# Today's Ties...



## River Hooligans (Dec 26, 2012)

A few flies from the vice this afternoon...


----------



## Chris V (Oct 18, 2007)

I love that crab tie! Great looking stuff


----------



## River Hooligans (Dec 26, 2012)

Thanks man, appreciate it.


----------



## MerkDeez (Nov 20, 2011)

those last two flies... What is it called? I could really use that in my box


----------



## River Hooligans (Dec 26, 2012)

Those are my take on Tim Borski's Butterfly, real easy tie and a ton of movement in the water.


----------



## River Hooligans (Dec 26, 2012)

Here's a few more...


----------



## CaptHarry (Oct 13, 2007)

Nice!!


----------



## ditz (Apr 22, 2012)

> those last two flies... What is it called? I could really use that in my box


Is that collar marabou and hackle or???


----------



## tmber8 (Mar 2, 2011)

Beautiful flies! I would like to have plopped those crabs in front of a couple sheephead on Saturday. They sure weren't eating what I was offering.


----------



## Charlie2 (Oct 2, 2007)

*Flies*

Some very excellent work! C2


----------



## River Hooligans (Dec 26, 2012)

ditz said:


> Is that collar marabou and hackle or???



The collar in those are hackle. I just use the bushy part at the bottom of the feather. I have tied a few with marabou as well for some added movement.

Thank a lot guys for the comments. If anyone is ever interested in getting together and tying some bugs let me know.


----------



## DAWGONIT (Jan 16, 2009)

Pretty work there Sir.
Thanks for sharing your passion & craft.


----------



## ditz (Apr 22, 2012)

> If anyone is ever interested in getting together and tying some bugs let me know.


I would sure be interested but sadly I am too far away.

Thanks for the reply. BTW, nice bunch of flies.


----------



## BrandonFox (Jan 31, 2013)

Good looking flies!


----------
***
WORK INSTRUCTIONS ->
• a. Please copy the part of the fly-tying thread between "Thanks for sharing" and "too far away.", inclusive, without changing a word.
• b. In the fly-tying thread, which pattern are the last two flies a take on?
Work only from the fly-tying thread.

Box annotation data:
***
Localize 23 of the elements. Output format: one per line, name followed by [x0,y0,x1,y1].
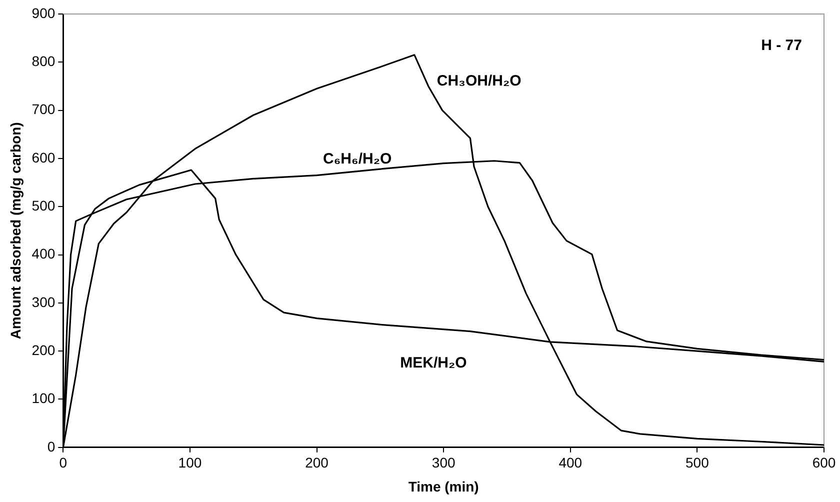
y-tick-label: 500 [32,197,56,214]
y-tick-label: 300 [32,294,56,310]
y-tick-label: 200 [32,342,56,358]
x-axis-title: Time (min) [408,478,479,494]
x-tick-label: 300 [432,454,456,471]
y-tick-label: 400 [32,246,56,262]
series-label: MEK/H₂O [400,354,468,372]
x-tick-label: 0 [59,454,68,471]
x-tick-label: 100 [178,454,202,471]
x-tick-label: 600 [812,454,836,471]
x-tick-label: 500 [686,454,710,471]
series-label: C₆H₆/H₂O [323,150,392,168]
annotation: H - 77 [761,37,802,54]
y-axis-title: Amount adsorbed (mg/g carbon) [7,122,24,340]
y-tick-label: 0 [47,438,56,454]
y-tick-label: 100 [32,390,56,406]
x-tick-label: 200 [305,454,329,471]
y-tick-label: 600 [32,149,56,166]
y-tick-label: 800 [32,53,56,70]
y-tick-label: 900 [32,4,56,21]
y-tick-label: 700 [32,101,56,118]
series-label: CH₃OH/H₂O [436,72,522,90]
x-tick-label: 400 [558,454,582,471]
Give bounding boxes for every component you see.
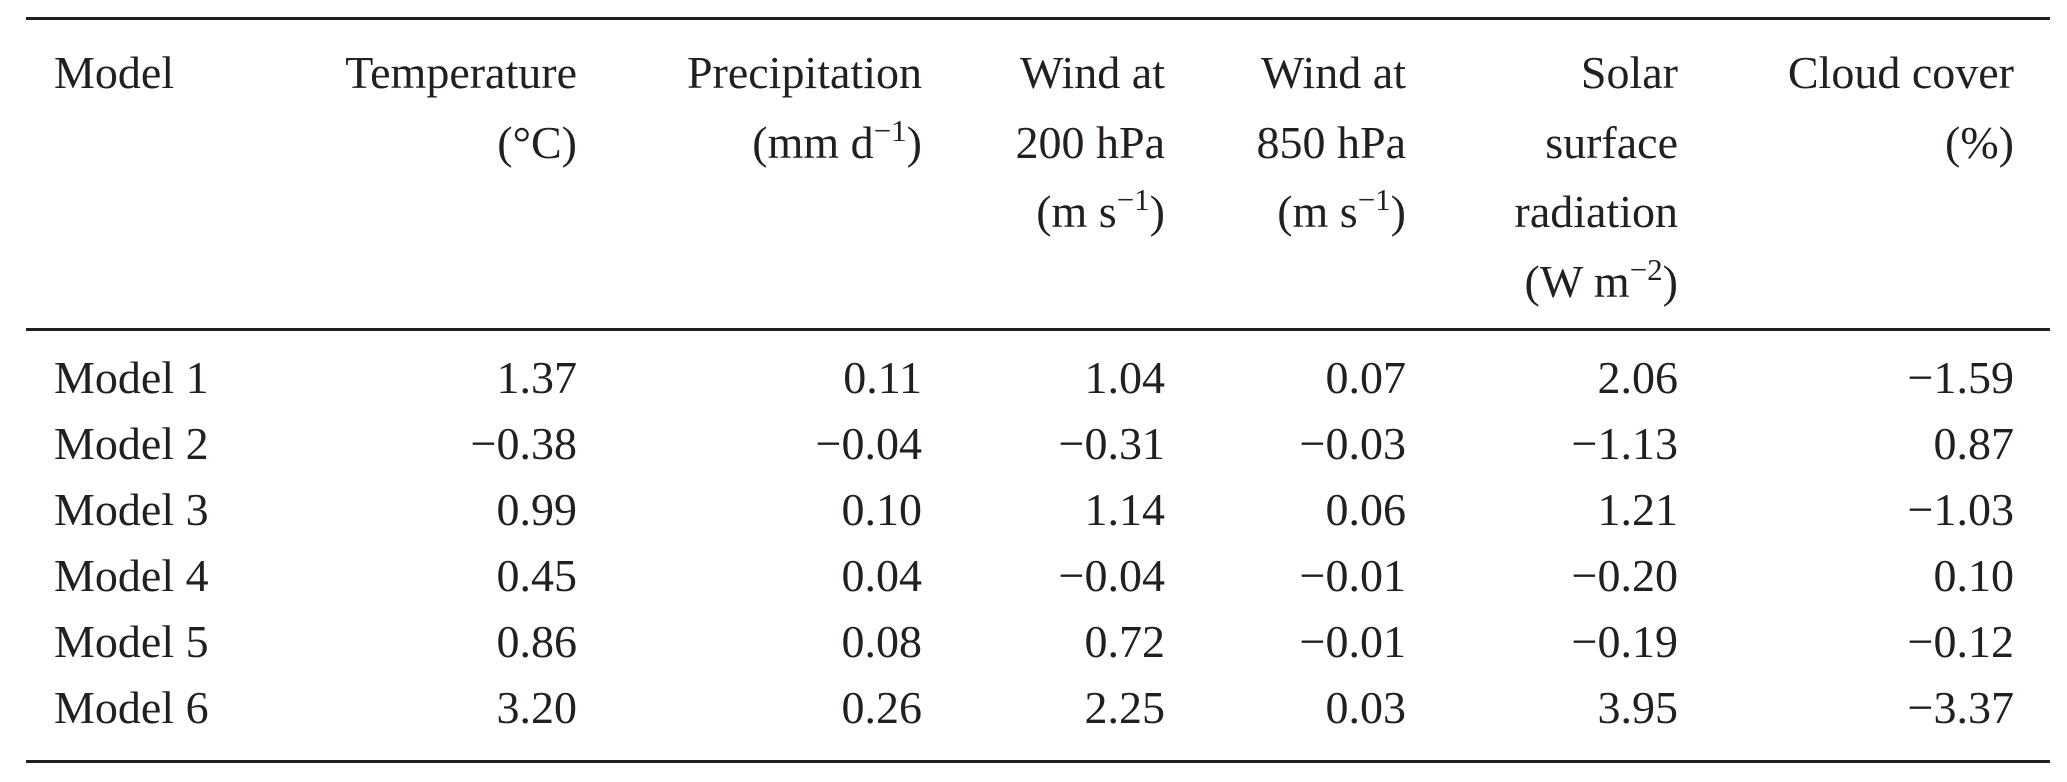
cell-temperature: 0.86	[496, 616, 578, 667]
cell-precipitation: 0.11	[843, 352, 922, 403]
table-row: Model 4 0.45 0.04 −0.04 −0.01 −0.20 0.10	[0, 543, 2067, 609]
header-temperature-line: (°C)	[497, 116, 577, 168]
cell-wind-200hpa: −0.31	[1058, 418, 1165, 469]
cell-wind-200hpa: −0.04	[1058, 550, 1165, 601]
cell-cloud-cover: 0.10	[1933, 550, 2015, 601]
cell-temperature: 1.37	[496, 352, 578, 403]
cell-temperature: −0.38	[470, 418, 577, 469]
cell-precipitation: −0.04	[815, 418, 922, 469]
header-solar-surface-radiation-line: surface	[1545, 116, 1678, 168]
table-bottom-rule	[26, 760, 2050, 763]
table-row: Model 6 3.20 0.26 2.25 0.03 3.95 −3.37	[0, 675, 2067, 741]
header-solar-surface-radiation-line: Solar	[1580, 47, 1678, 98]
header-solar-surface-radiation: Solar surface radiation (W m−2)	[1515, 38, 1679, 321]
cell-wind-850hpa: 0.07	[1325, 352, 1407, 403]
cell-model-name: Model 6	[54, 682, 209, 733]
cell-precipitation: 0.08	[841, 616, 923, 667]
cell-cloud-cover: −1.59	[1907, 352, 2014, 403]
header-cloud-cover-line: Cloud cover	[1787, 47, 2014, 98]
cell-model-name: Model 1	[54, 352, 209, 403]
cell-precipitation: 0.10	[841, 484, 923, 535]
cell-precipitation: 0.26	[841, 682, 923, 733]
cell-wind-200hpa: 0.72	[1084, 616, 1166, 667]
cell-precipitation: 0.04	[841, 550, 923, 601]
header-precipitation-line: (mm d−1)	[752, 112, 922, 168]
cell-model-name: Model 2	[54, 418, 209, 469]
cell-solar-radiation: −1.13	[1571, 418, 1678, 469]
header-precipitation-line: Precipitation	[686, 47, 922, 98]
cell-cloud-cover: −3.37	[1907, 682, 2014, 733]
header-cloud-cover: Cloud cover (%)	[1788, 38, 2014, 177]
cell-model-name: Model 4	[54, 550, 209, 601]
header-wind-850hpa: Wind at 850 hPa (m s−1)	[1257, 38, 1407, 252]
header-solar-surface-radiation-line: (W m−2)	[1524, 251, 1679, 307]
cell-wind-850hpa: 0.03	[1325, 682, 1407, 733]
cell-wind-200hpa: 1.04	[1084, 352, 1166, 403]
header-solar-surface-radiation-line: radiation	[1514, 186, 1679, 237]
cell-temperature: 3.20	[496, 682, 578, 733]
cell-wind-850hpa: 0.06	[1325, 484, 1407, 535]
cell-wind-850hpa: −0.01	[1299, 550, 1406, 601]
header-wind-850hpa-line: 850 hPa	[1256, 116, 1407, 168]
table-header-rule	[26, 328, 2050, 331]
cell-wind-200hpa: 1.14	[1084, 484, 1166, 535]
cell-solar-radiation: 1.21	[1597, 484, 1679, 535]
cell-model-name: Model 5	[54, 616, 209, 667]
header-wind-200hpa: Wind at 200 hPa (m s−1)	[1016, 38, 1166, 252]
header-wind-200hpa-line: 200 hPa	[1015, 116, 1166, 168]
cell-solar-radiation: −0.19	[1571, 616, 1678, 667]
cell-solar-radiation: −0.20	[1571, 550, 1678, 601]
cell-cloud-cover: 0.87	[1933, 418, 2015, 469]
table-top-rule	[26, 17, 2050, 20]
cell-wind-850hpa: −0.03	[1299, 418, 1406, 469]
header-temperature-line: Temperature	[345, 47, 577, 98]
header-model-line: Model	[54, 47, 175, 98]
cell-solar-radiation: 3.95	[1597, 682, 1679, 733]
table-row: Model 3 0.99 0.10 1.14 0.06 1.21 −1.03	[0, 477, 2067, 543]
cell-cloud-cover: −0.12	[1907, 616, 2014, 667]
table-row: Model 2 −0.38 −0.04 −0.31 −0.03 −1.13 0.87	[0, 411, 2067, 477]
cell-solar-radiation: 2.06	[1597, 352, 1679, 403]
table-row: Model 5 0.86 0.08 0.72 −0.01 −0.19 −0.12	[0, 609, 2067, 675]
cell-temperature: 0.45	[496, 550, 578, 601]
cell-cloud-cover: −1.03	[1907, 484, 2014, 535]
header-model: Model	[54, 38, 174, 108]
header-precipitation: Precipitation (mm d−1)	[687, 38, 922, 182]
table-row: Model 1 1.37 0.11 1.04 0.07 2.06 −1.59	[0, 345, 2067, 411]
header-cloud-cover-line: (%)	[1945, 116, 2014, 168]
header-wind-850hpa-line: (m s−1)	[1277, 182, 1406, 237]
header-wind-200hpa-line: Wind at	[1019, 47, 1165, 98]
cell-model-name: Model 3	[54, 484, 209, 535]
cell-temperature: 0.99	[496, 484, 578, 535]
header-wind-200hpa-line: (m s−1)	[1036, 182, 1165, 237]
cell-wind-850hpa: −0.01	[1299, 616, 1406, 667]
cell-wind-200hpa: 2.25	[1084, 682, 1166, 733]
header-wind-850hpa-line: Wind at	[1260, 47, 1406, 98]
header-temperature: Temperature (°C)	[345, 38, 577, 177]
***
SOLUTIONS TO THE PROBLEMS ->
• a.
Thanks for sharing your passion & craft.


----------



## ditz (Apr 22, 2012)

> If anyone is ever interested in getting together and tying some bugs let me know.


I would sure be interested but sadly I am too far away.

• b. Tim Borski's Butterfly.